#### [EXERCISE REQUIREMENTS]
Show, in full, each line of the data that contains "Group".
======== SOURCE MATERIAL ========
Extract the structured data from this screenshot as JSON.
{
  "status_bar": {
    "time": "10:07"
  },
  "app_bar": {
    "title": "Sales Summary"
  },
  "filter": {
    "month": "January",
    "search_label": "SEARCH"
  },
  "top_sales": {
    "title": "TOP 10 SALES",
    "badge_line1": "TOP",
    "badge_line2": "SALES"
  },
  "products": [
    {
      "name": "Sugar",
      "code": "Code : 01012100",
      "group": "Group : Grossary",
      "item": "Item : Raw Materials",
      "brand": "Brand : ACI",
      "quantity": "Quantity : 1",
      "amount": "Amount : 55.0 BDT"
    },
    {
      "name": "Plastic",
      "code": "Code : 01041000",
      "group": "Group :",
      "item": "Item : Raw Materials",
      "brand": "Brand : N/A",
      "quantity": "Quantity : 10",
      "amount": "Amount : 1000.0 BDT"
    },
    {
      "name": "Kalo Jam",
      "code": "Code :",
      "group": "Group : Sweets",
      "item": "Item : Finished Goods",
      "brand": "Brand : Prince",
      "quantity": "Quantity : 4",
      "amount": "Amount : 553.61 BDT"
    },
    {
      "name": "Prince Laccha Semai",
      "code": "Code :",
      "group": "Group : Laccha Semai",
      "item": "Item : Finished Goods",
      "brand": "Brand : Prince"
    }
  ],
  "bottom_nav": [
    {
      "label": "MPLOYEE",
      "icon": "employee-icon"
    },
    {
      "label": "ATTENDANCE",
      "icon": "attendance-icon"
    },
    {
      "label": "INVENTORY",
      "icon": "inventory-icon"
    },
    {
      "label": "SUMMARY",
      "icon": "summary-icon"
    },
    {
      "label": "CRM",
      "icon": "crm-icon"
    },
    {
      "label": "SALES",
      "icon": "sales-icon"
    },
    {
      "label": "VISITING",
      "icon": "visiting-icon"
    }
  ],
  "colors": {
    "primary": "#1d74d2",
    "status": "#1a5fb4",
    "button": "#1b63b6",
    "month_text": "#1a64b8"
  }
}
========
#### [WORKED SOLUTION]
      "group": "Group : Grossary",
      "group": "Group :",
      "group": "Group : Sweets",
      "group": "Group : Laccha Semai",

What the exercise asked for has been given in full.